Your task. Write out the full set of records exactly. Any pictures in them do not belong in the copy.

━━━━━ Extracted entries

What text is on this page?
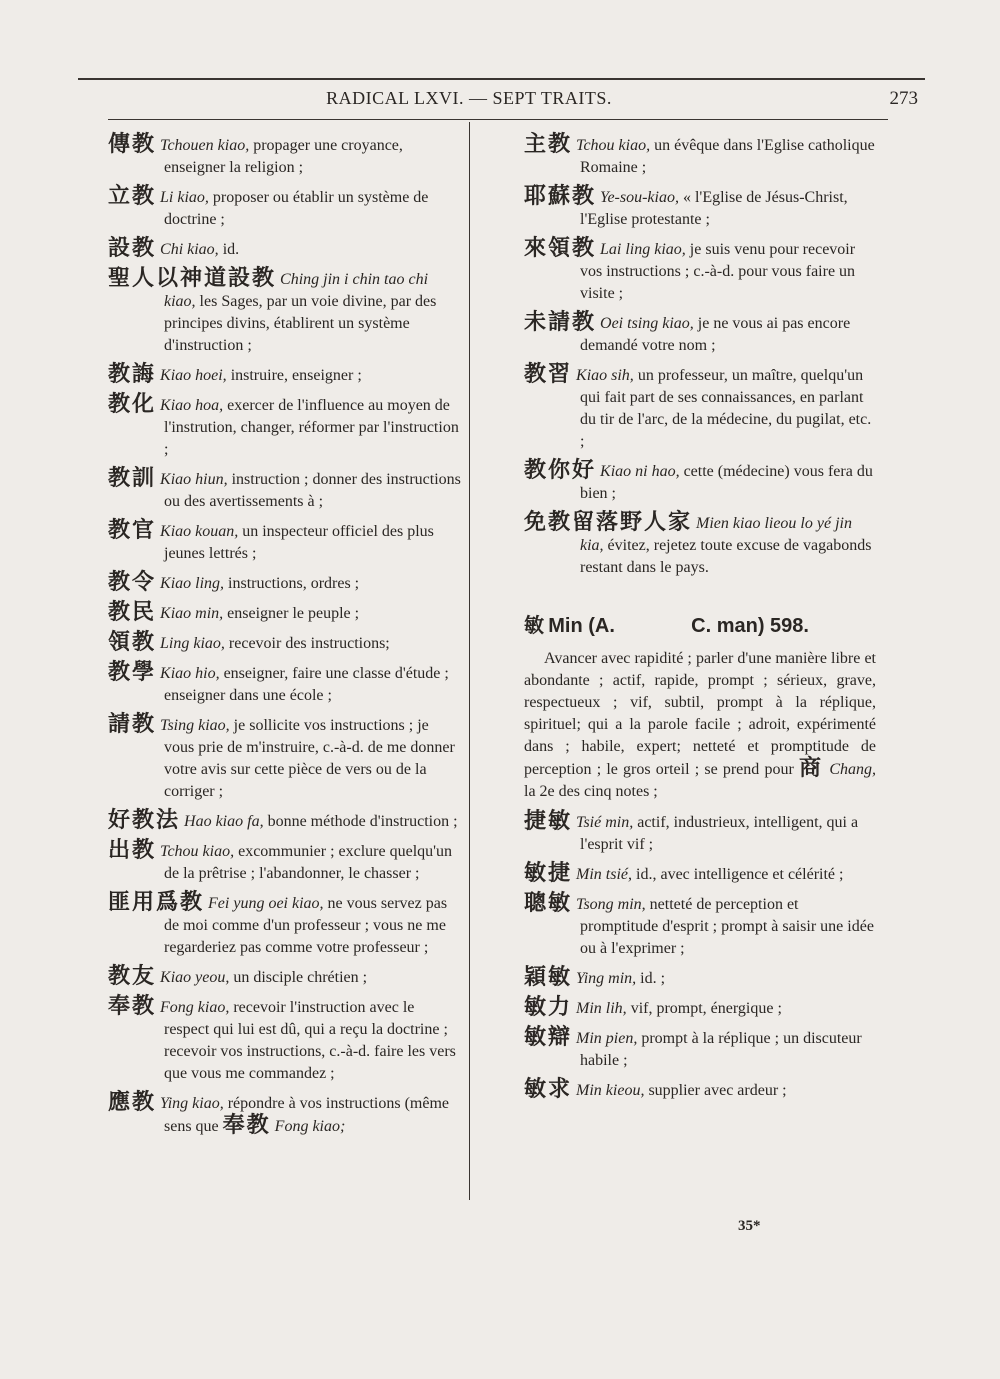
RADICAL LXVI. — SEPT TRAITS.	273
傳教 Tchouen kiao, propager une croyance, enseigner la religion ;
立教 Li kiao, proposer ou établir un système de doctrine ;
設教 Chi kiao, id.
聖人以神道設教 Ching jin i chin tao chi kiao, les Sages, par un voie divine, par des principes divins, établirent un système d'instruction ;
教誨 Kiao hoei, instruire, enseigner ;
教化 Kiao hoa, exercer de l'influence au moyen de l'instrution, changer, réformer par l'instruction ;
教訓 Kiao hiun, instruction ; donner des instructions ou des avertissements à ;
教官 Kiao kouan, un inspecteur officiel des plus jeunes lettrés ;
教令 Kiao ling, instructions, ordres ;
教民 Kiao min, enseigner le peuple ;
領教 Ling kiao, recevoir des instructions;
教學 Kiao hio, enseigner, faire une classe d'étude ; enseigner dans une école ;
請教 Tsing kiao, je sollicite vos instructions ; je vous prie de m'instruire, c.-à-d. de me donner votre avis sur cette pièce de vers ou de la corriger ;
好教法 Hao kiao fa, bonne méthode d'instruction ;
出教 Tchou kiao, excommunier ; exclure quelqu'un de la prêtrise ; l'abandonner, le chasser ;
匪用爲教 Fei yung oei kiao, ne vous servez pas de moi comme d'un professeur ; vous ne me regarderiez pas comme votre professeur ;
教友 Kiao yeou, un disciple chrétien ;
奉教 Fong kiao, recevoir l'instruction avec le respect qui lui est dû, qui a reçu la doctrine ; recevoir vos instructions, c.-à-d. faire les vers que vous me commandez ;
應教 Ying kiao, répondre à vos instructions (même sens que 奉教 Fong kiao;
主教 Tchou kiao, un évêque dans l'Eglise catholique Romaine ;
耶蘇教 Ye-sou-kiao, « l'Eglise de Jésus-Christ, l'Eglise protestante ;
來領教 Lai ling kiao, je suis venu pour recevoir vos instructions ; c.-à-d. pour vous faire un visite ;
未請教 Oei tsing kiao, je ne vous ai pas encore demandé votre nom ;
教習 Kiao sih, un professeur, un maître, quelqu'un qui fait part de ses connaissances, en parlant du tir de l'arc, de la médecine, du pugilat, etc. ;
教你好 Kiao ni hao, cette (médecine) vous fera du bien ;
免教留落野人家 Mien kiao lieou lo yé jin kia, évitez, rejetez toute excuse de vagabonds restant dans le pays.
敏 Min (A.	C. man) 598.
Avancer avec rapidité ; parler d'une manière libre et abondante ; actif, rapide, prompt ; sérieux, grave, respectueux ; vif, subtil, prompt à la réplique, spirituel; qui a la parole facile ; adroit, expérimenté dans ; habile, expert; netteté et promptitude de perception ; le gros orteil ; se prend pour 商 Chang, la 2e des cinq notes ;
捷敏 Tsié min, actif, industrieux, intelligent, qui a l'esprit vif ;
敏捷 Min tsié, id., avec intelligence et célérité ;
聰敏 Tsong min, netteté de perception et promptitude d'esprit ; prompt à saisir une idée ou à l'exprimer ;
穎敏 Ying min, id. ;
敏力 Min lih, vif, prompt, énergique ;
敏辯 Min pien, prompt à la réplique ; un discuteur habile ;
敏求 Min kieou, supplier avec ardeur ;
35*
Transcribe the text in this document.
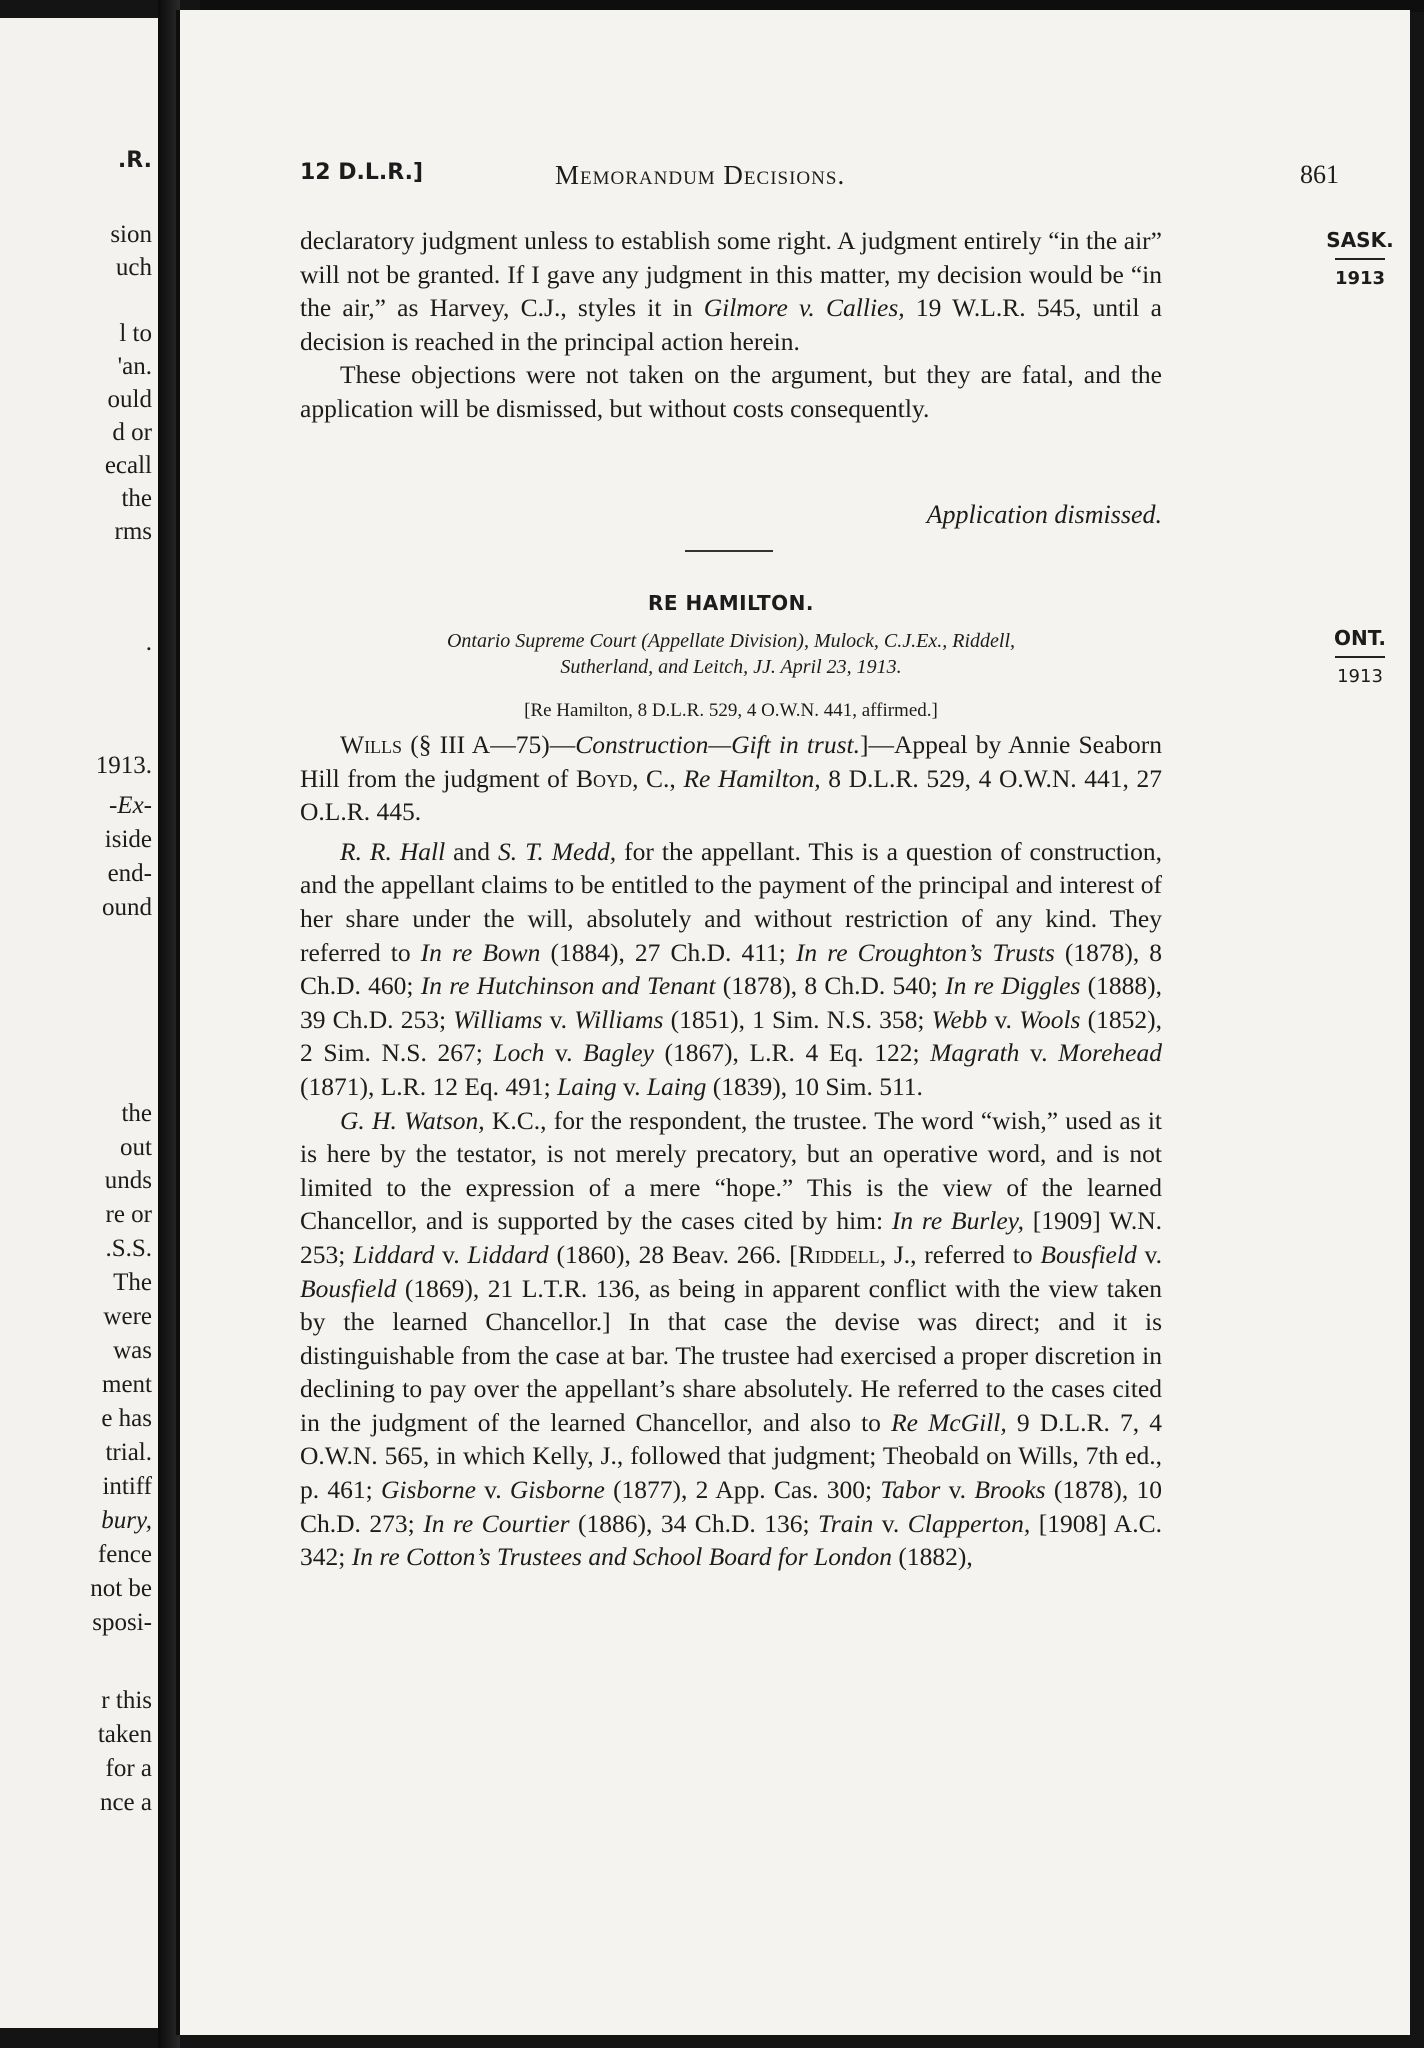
.R.
sion
uch
l to
'an.
ould
d or
ecall
the
rms
.
1913.
-Ex-
iside
end-
ound
the
out
unds
re or
.S.S.
The
were
was
ment
e has
trial.
intiff
bury,
fence
not be
sposi-
r this
taken
for a
nce a
12 D.L.R.]	Memorandum Decisions.	861
SASK.
1913

declaratory judgment unless to establish some right. A judgment entirely “in the air” will not be granted. If I gave any judgment in this matter, my decision would be “in the air,” as Harvey, C.J., styles it in Gilmore v. Callies, 19 W.L.R. 545, until a decision is reached in the principal action herein.

These objections were not taken on the argument, but they are fatal, and the application will be dismissed, but without costs consequently.

Application dismissed.
RE HAMILTON.
ONT.
1913
Ontario Supreme Court (Appellate Division), Mulock, C.J.Ex., Riddell,
Sutherland, and Leitch, JJ. April 23, 1913.
[Re Hamilton, 8 D.L.R. 529, 4 O.W.N. 441, affirmed.]

Wills (§ III A—75)—Construction—Gift in trust.]—Appeal by Annie Seaborn Hill from the judgment of Boyd, C., Re Hamilton, 8 D.L.R. 529, 4 O.W.N. 441, 27 O.L.R. 445.

R. R. Hall and S. T. Medd, for the appellant. This is a question of construction, and the appellant claims to be entitled to the payment of the principal and interest of her share under the will, absolutely and without restriction of any kind. They referred to In re Bown (1884), 27 Ch.D. 411; In re Croughton’s Trusts (1878), 8 Ch.D. 460; In re Hutchinson and Tenant (1878), 8 Ch.D. 540; In re Diggles (1888), 39 Ch.D. 253; Williams v. Williams (1851), 1 Sim. N.S. 358; Webb v. Wools (1852), 2 Sim. N.S. 267; Loch v. Bagley (1867), L.R. 4 Eq. 122; Magrath v. Morehead (1871), L.R. 12 Eq. 491; Laing v. Laing (1839), 10 Sim. 511.

G. H. Watson, K.C., for the respondent, the trustee. The word “wish,” used as it is here by the testator, is not merely precatory, but an operative word, and is not limited to the expression of a mere “hope.” This is the view of the learned Chancellor, and is supported by the cases cited by him: In re Burley, [1909] W.N. 253; Liddard v. Liddard (1860), 28 Beav. 266. [Riddell, J., referred to Bousfield v. Bousfield (1869), 21 L.T.R. 136, as being in apparent conflict with the view taken by the learned Chancellor.] In that case the devise was direct; and it is distinguishable from the case at bar. The trustee had exercised a proper discretion in declining to pay over the appellant’s share absolutely. He referred to the cases cited in the judgment of the learned Chancellor, and also to Re McGill, 9 D.L.R. 7, 4 O.W.N. 565, in which Kelly, J., followed that judgment; Theobald on Wills, 7th ed., p. 461; Gisborne v. Gisborne (1877), 2 App. Cas. 300; Tabor v. Brooks (1878), 10 Ch.D. 273; In re Courtier (1886), 34 Ch.D. 136; Train v. Clapperton, [1908] A.C. 342; In re Cotton’s Trustees and School Board for London (1882),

━━━━━━━━━━

Answer to the exercise.
What text is on this page?
RADICAL LXVI. — SEPT TRAITS.	273
傳教 Tchouen kiao, propager une croyance, enseigner la religion ;
立教 Li kiao, proposer ou établir un système de doctrine ;
設教 Chi kiao, id.
聖人以神道設教 Ching jin i chin tao chi kiao, les Sages, par un voie divine, par des principes divins, établirent un système d'instruction ;
教誨 Kiao hoei, instruire, enseigner ;
教化 Kiao hoa, exercer de l'influence au moyen de l'instrution, changer, réformer par l'instruction ;
教訓 Kiao hiun, instruction ; donner des instructions ou des avertissements à ;
教官 Kiao kouan, un inspecteur officiel des plus jeunes lettrés ;
教令 Kiao ling, instructions, ordres ;
教民 Kiao min, enseigner le peuple ;
領教 Ling kiao, recevoir des instructions;
教學 Kiao hio, enseigner, faire une classe d'étude ; enseigner dans une école ;
請教 Tsing kiao, je sollicite vos instructions ; je vous prie de m'instruire, c.-à-d. de me donner votre avis sur cette pièce de vers ou de la corriger ;
好教法 Hao kiao fa, bonne méthode d'instruction ;
出教 Tchou kiao, excommunier ; exclure quelqu'un de la prêtrise ; l'abandonner, le chasser ;
匪用爲教 Fei yung oei kiao, ne vous servez pas de moi comme d'un professeur ; vous ne me regarderiez pas comme votre professeur ;
教友 Kiao yeou, un disciple chrétien ;
奉教 Fong kiao, recevoir l'instruction avec le respect qui lui est dû, qui a reçu la doctrine ; recevoir vos instructions, c.-à-d. faire les vers que vous me commandez ;
應教 Ying kiao, répondre à vos instructions (même sens que 奉教 Fong kiao;
主教 Tchou kiao, un évêque dans l'Eglise catholique Romaine ;
耶蘇教 Ye-sou-kiao, « l'Eglise de Jésus-Christ, l'Eglise protestante ;
來領教 Lai ling kiao, je suis venu pour recevoir vos instructions ; c.-à-d. pour vous faire un visite ;
未請教 Oei tsing kiao, je ne vous ai pas encore demandé votre nom ;
教習 Kiao sih, un professeur, un maître, quelqu'un qui fait part de ses connaissances, en parlant du tir de l'arc, de la médecine, du pugilat, etc. ;
教你好 Kiao ni hao, cette (médecine) vous fera du bien ;
免教留落野人家 Mien kiao lieou lo yé jin kia, évitez, rejetez toute excuse de vagabonds restant dans le pays.
敏 Min (A.	C. man) 598.
Avancer avec rapidité ; parler d'une manière libre et abondante ; actif, rapide, prompt ; sérieux, grave, respectueux ; vif, subtil, prompt à la réplique, spirituel; qui a la parole facile ; adroit, expérimenté dans ; habile, expert; netteté et promptitude de perception ; le gros orteil ; se prend pour 商 Chang, la 2e des cinq notes ;
捷敏 Tsié min, actif, industrieux, intelligent, qui a l'esprit vif ;
敏捷 Min tsié, id., avec intelligence et célérité ;
聰敏 Tsong min, netteté de perception et promptitude d'esprit ; prompt à saisir une idée ou à l'exprimer ;
穎敏 Ying min, id. ;
敏力 Min lih, vif, prompt, énergique ;
敏辯 Min pien, prompt à la réplique ; un discuteur habile ;
敏求 Min kieou, supplier avec ardeur ;
35*
Transcribe the text in this document.
.R.
sion
uch
l to
'an.
ould
d or
ecall
the
rms
.
1913.
-Ex-
iside
end-
ound
the
out
unds
re or
.S.S.
The
were
was
ment
e has
trial.
intiff
bury,
fence
not be
sposi-
r this
taken
for a
nce a
12 D.L.R.]	Memorandum Decisions.	861
SASK.
1913

declaratory judgment unless to establish some right. A judgment entirely “in the air” will not be granted. If I gave any judgment in this matter, my decision would be “in the air,” as Harvey, C.J., styles it in Gilmore v. Callies, 19 W.L.R. 545, until a decision is reached in the principal action herein.

These objections were not taken on the argument, but they are fatal, and the application will be dismissed, but without costs consequently.

Application dismissed.
RE HAMILTON.
ONT.
1913
Ontario Supreme Court (Appellate Division), Mulock, C.J.Ex., Riddell,
Sutherland, and Leitch, JJ. April 23, 1913.
[Re Hamilton, 8 D.L.R. 529, 4 O.W.N. 441, affirmed.]

Wills (§ III A—75)—Construction—Gift in trust.]—Appeal by Annie Seaborn Hill from the judgment of Boyd, C., Re Hamilton, 8 D.L.R. 529, 4 O.W.N. 441, 27 O.L.R. 445.

R. R. Hall and S. T. Medd, for the appellant. This is a question of construction, and the appellant claims to be entitled to the payment of the principal and interest of her share under the will, absolutely and without restriction of any kind. They referred to In re Bown (1884), 27 Ch.D. 411; In re Croughton’s Trusts (1878), 8 Ch.D. 460; In re Hutchinson and Tenant (1878), 8 Ch.D. 540; In re Diggles (1888), 39 Ch.D. 253; Williams v. Williams (1851), 1 Sim. N.S. 358; Webb v. Wools (1852), 2 Sim. N.S. 267; Loch v. Bagley (1867), L.R. 4 Eq. 122; Magrath v. Morehead (1871), L.R. 12 Eq. 491; Laing v. Laing (1839), 10 Sim. 511.

G. H. Watson, K.C., for the respondent, the trustee. The word “wish,” used as it is here by the testator, is not merely precatory, but an operative word, and is not limited to the expression of a mere “hope.” This is the view of the learned Chancellor, and is supported by the cases cited by him: In re Burley, [1909] W.N. 253; Liddard v. Liddard (1860), 28 Beav. 266. [Riddell, J., referred to Bousfield v. Bousfield (1869), 21 L.T.R. 136, as being in apparent conflict with the view taken by the learned Chancellor.] In that case the devise was direct; and it is distinguishable from the case at bar. The trustee had exercised a proper discretion in declining to pay over the appellant’s share absolutely. He referred to the cases cited in the judgment of the learned Chancellor, and also to Re McGill, 9 D.L.R. 7, 4 O.W.N. 565, in which Kelly, J., followed that judgment; Theobald on Wills, 7th ed., p. 461; Gisborne v. Gisborne (1877), 2 App. Cas. 300; Tabor v. Brooks (1878), 10 Ch.D. 273; In re Courtier (1886), 34 Ch.D. 136; Train v. Clapperton, [1908] A.C. 342; In re Cotton’s Trustees and School Board for London (1882),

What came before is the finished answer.